**Set exercise**
Gather all lines from the material that contain the word "全国甲卷".

**Supplied data**
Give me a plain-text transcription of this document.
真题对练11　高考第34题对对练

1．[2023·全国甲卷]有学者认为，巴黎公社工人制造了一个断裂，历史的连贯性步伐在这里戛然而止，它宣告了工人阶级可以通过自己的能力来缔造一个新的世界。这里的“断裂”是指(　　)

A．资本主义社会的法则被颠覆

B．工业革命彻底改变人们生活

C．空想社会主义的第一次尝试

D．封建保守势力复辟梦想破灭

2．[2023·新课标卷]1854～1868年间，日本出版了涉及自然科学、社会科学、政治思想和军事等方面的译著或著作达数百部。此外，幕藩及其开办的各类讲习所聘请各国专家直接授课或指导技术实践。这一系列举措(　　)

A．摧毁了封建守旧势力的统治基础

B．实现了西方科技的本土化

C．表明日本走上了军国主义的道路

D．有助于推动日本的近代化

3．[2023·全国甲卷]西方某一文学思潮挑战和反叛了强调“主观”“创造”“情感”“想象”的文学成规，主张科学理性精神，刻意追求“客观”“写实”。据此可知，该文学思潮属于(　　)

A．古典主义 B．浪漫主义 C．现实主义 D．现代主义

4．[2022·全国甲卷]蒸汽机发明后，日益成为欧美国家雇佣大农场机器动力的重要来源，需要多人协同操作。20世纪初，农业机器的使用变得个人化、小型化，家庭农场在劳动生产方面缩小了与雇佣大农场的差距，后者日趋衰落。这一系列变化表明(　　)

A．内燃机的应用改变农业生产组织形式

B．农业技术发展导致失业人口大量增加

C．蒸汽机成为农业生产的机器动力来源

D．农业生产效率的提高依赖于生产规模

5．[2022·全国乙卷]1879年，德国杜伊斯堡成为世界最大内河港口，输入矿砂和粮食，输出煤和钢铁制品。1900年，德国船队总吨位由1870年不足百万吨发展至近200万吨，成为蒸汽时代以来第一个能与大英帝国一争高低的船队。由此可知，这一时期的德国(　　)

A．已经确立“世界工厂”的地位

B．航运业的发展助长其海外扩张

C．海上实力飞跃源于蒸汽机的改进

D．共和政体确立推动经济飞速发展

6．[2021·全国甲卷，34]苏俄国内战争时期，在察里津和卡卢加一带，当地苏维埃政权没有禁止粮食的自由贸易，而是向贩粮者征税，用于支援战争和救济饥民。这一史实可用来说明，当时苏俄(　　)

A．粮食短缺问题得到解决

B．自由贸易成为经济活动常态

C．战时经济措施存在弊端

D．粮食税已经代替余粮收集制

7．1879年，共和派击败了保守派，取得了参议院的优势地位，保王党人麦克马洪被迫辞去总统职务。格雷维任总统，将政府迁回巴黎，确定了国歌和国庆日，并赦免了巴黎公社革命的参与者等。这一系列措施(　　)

**Exercise result**
1．[2023·全国甲卷]有学者认为，巴黎公社工人制造了一个断裂，历史的连贯性步伐在这里戛然而止，它宣告了工人阶级可以通过自己的能力来缔造一个新的世界。这里的“断裂”是指(　　)
3．[2023·全国甲卷]西方某一文学思潮挑战和反叛了强调“主观”“创造”“情感”“想象”的文学成规，主张科学理性精神，刻意追求“客观”“写实”。据此可知，该文学思潮属于(　　)
4．[2022·全国甲卷]蒸汽机发明后，日益成为欧美国家雇佣大农场机器动力的重要来源，需要多人协同操作。20世纪初，农业机器的使用变得个人化、小型化，家庭农场在劳动生产方面缩小了与雇佣大农场的差距，后者日趋衰落。这一系列变化表明(　　)
6．[2021·全国甲卷，34]苏俄国内战争时期，在察里津和卡卢加一带，当地苏维埃政权没有禁止粮食的自由贸易，而是向贩粮者征税，用于支援战争和救济饥民。这一史实可用来说明，当时苏俄(　　)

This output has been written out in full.